▶ [Requirement]
All of the data must be printed exactly; please include every line.

(Dataset entries on figures)
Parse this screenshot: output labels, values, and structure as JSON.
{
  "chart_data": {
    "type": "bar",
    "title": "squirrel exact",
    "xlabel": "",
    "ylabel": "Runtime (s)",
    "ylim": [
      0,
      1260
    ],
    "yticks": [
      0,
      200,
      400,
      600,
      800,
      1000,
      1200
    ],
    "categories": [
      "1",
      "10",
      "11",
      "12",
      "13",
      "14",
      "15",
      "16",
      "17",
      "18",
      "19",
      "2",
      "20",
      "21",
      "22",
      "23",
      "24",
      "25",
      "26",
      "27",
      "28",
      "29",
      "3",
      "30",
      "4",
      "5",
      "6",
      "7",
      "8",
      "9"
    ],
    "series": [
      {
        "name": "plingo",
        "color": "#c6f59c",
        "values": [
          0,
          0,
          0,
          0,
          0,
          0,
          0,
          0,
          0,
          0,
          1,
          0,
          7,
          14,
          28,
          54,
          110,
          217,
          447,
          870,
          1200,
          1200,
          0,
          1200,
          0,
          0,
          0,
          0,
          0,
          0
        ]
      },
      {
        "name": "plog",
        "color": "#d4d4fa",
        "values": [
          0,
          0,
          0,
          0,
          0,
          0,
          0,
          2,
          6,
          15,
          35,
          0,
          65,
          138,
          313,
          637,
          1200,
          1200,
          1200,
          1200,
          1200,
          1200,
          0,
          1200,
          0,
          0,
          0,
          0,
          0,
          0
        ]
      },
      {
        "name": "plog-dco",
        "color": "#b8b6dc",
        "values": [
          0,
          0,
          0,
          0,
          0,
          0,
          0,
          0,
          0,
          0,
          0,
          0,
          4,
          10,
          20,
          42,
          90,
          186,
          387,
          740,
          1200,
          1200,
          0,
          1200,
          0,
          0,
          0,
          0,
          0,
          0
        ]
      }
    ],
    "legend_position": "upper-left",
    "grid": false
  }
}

▶ [Written solution]
Parse this screenshot: output labels, values, and structure as JSON.
{
  "chart_data": {
    "type": "bar",
    "title": "squirrel exact",
    "xlabel": "",
    "ylabel": "Runtime (s)",
    "ylim": [
      0,
      1260
    ],
    "yticks": [
      0,
      200,
      400,
      600,
      800,
      1000,
      1200
    ],
    "categories": [
      "1",
      "10",
      "11",
      "12",
      "13",
      "14",
      "15",
      "16",
      "17",
      "18",
      "19",
      "2",
      "20",
      "21",
      "22",
      "23",
      "24",
      "25",
      "26",
      "27",
      "28",
      "29",
      "3",
      "30",
      "4",
      "5",
      "6",
      "7",
      "8",
      "9"
    ],
    "series": [
      {
        "name": "plingo",
        "color": "#c6f59c",
        "values": [
          0,
          0,
          0,
          0,
          0,
          0,
          0,
          0,
          0,
          0,
          1,
          0,
          7,
          14,
          28,
          54,
          110,
          217,
          447,
          870,
          1200,
          1200,
          0,
          1200,
          0,
          0,
          0,
          0,
          0,
          0
        ]
      },
      {
        "name": "plog",
        "color": "#d4d4fa",
        "values": [
          0,
          0,
          0,
          0,
          0,
          0,
          0,
          2,
          6,
          15,
          35,
          0,
          65,
          138,
          313,
          637,
          1200,
          1200,
          1200,
          1200,
          1200,
          1200,
          0,
          1200,
          0,
          0,
          0,
          0,
          0,
          0
        ]
      },
      {
        "name": "plog-dco",
        "color": "#b8b6dc",
        "values": [
          0,
          0,
          0,
          0,
          0,
          0,
          0,
          0,
          0,
          0,
          0,
          0,
          4,
          10,
          20,
          42,
          90,
          186,
          387,
          740,
          1200,
          1200,
          0,
          1200,
          0,
          0,
          0,
          0,
          0,
          0
        ]
      }
    ],
    "legend_position": "upper-left",
    "grid": false
  }
}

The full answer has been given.